Collected data entries

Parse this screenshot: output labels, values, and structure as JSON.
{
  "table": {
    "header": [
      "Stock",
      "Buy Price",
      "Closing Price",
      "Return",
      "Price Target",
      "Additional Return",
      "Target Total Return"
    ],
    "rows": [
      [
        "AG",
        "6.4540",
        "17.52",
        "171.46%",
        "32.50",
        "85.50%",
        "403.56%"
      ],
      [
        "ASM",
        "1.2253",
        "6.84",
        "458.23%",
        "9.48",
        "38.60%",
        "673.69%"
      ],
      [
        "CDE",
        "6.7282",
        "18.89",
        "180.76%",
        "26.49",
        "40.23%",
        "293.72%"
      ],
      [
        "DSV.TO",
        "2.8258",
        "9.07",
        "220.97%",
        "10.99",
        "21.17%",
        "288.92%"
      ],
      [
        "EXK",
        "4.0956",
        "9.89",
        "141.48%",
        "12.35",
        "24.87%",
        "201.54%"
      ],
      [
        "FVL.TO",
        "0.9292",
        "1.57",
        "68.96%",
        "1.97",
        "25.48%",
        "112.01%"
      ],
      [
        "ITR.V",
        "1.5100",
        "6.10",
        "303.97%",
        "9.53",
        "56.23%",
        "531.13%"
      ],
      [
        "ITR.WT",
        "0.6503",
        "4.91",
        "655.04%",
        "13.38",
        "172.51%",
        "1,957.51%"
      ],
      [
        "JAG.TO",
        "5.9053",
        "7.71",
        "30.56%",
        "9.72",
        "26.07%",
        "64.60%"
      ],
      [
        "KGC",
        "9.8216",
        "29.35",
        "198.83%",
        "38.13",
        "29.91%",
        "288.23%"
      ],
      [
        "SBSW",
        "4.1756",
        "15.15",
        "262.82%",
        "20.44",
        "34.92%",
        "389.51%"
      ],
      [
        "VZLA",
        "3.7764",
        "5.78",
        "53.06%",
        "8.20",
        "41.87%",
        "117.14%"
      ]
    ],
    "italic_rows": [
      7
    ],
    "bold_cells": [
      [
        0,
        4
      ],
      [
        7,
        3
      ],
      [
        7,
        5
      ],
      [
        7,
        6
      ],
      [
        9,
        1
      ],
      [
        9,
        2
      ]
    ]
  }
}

§ SET PROBLEM:
Copy out every line of the data above, exactly as given.

§ FINISHED EXERCISE:
Parse this screenshot: output labels, values, and structure as JSON.
{
  "table": {
    "header": [
      "Stock",
      "Buy Price",
      "Closing Price",
      "Return",
      "Price Target",
      "Additional Return",
      "Target Total Return"
    ],
    "rows": [
      [
        "AG",
        "6.4540",
        "17.52",
        "171.46%",
        "32.50",
        "85.50%",
        "403.56%"
      ],
      [
        "ASM",
        "1.2253",
        "6.84",
        "458.23%",
        "9.48",
        "38.60%",
        "673.69%"
      ],
      [
        "CDE",
        "6.7282",
        "18.89",
        "180.76%",
        "26.49",
        "40.23%",
        "293.72%"
      ],
      [
        "DSV.TO",
        "2.8258",
        "9.07",
        "220.97%",
        "10.99",
        "21.17%",
        "288.92%"
      ],
      [
        "EXK",
        "4.0956",
        "9.89",
        "141.48%",
        "12.35",
        "24.87%",
        "201.54%"
      ],
      [
        "FVL.TO",
        "0.9292",
        "1.57",
        "68.96%",
        "1.97",
        "25.48%",
        "112.01%"
      ],
      [
        "ITR.V",
        "1.5100",
        "6.10",
        "303.97%",
        "9.53",
        "56.23%",
        "531.13%"
      ],
      [
        "ITR.WT",
        "0.6503",
        "4.91",
        "655.04%",
        "13.38",
        "172.51%",
        "1,957.51%"
      ],
      [
        "JAG.TO",
        "5.9053",
        "7.71",
        "30.56%",
        "9.72",
        "26.07%",
        "64.60%"
      ],
      [
        "KGC",
        "9.8216",
        "29.35",
        "198.83%",
        "38.13",
        "29.91%",
        "288.23%"
      ],
      [
        "SBSW",
        "4.1756",
        "15.15",
        "262.82%",
        "20.44",
        "34.92%",
        "389.51%"
      ],
      [
        "VZLA",
        "3.7764",
        "5.78",
        "53.06%",
        "8.20",
        "41.87%",
        "117.14%"
      ]
    ],
    "italic_rows": [
      7
    ],
    "bold_cells": [
      [
        0,
        4
      ],
      [
        7,
        3
      ],
      [
        7,
        5
      ],
      [
        7,
        6
      ],
      [
        9,
        1
      ],
      [
        9,
        2
      ]
    ]
  }
}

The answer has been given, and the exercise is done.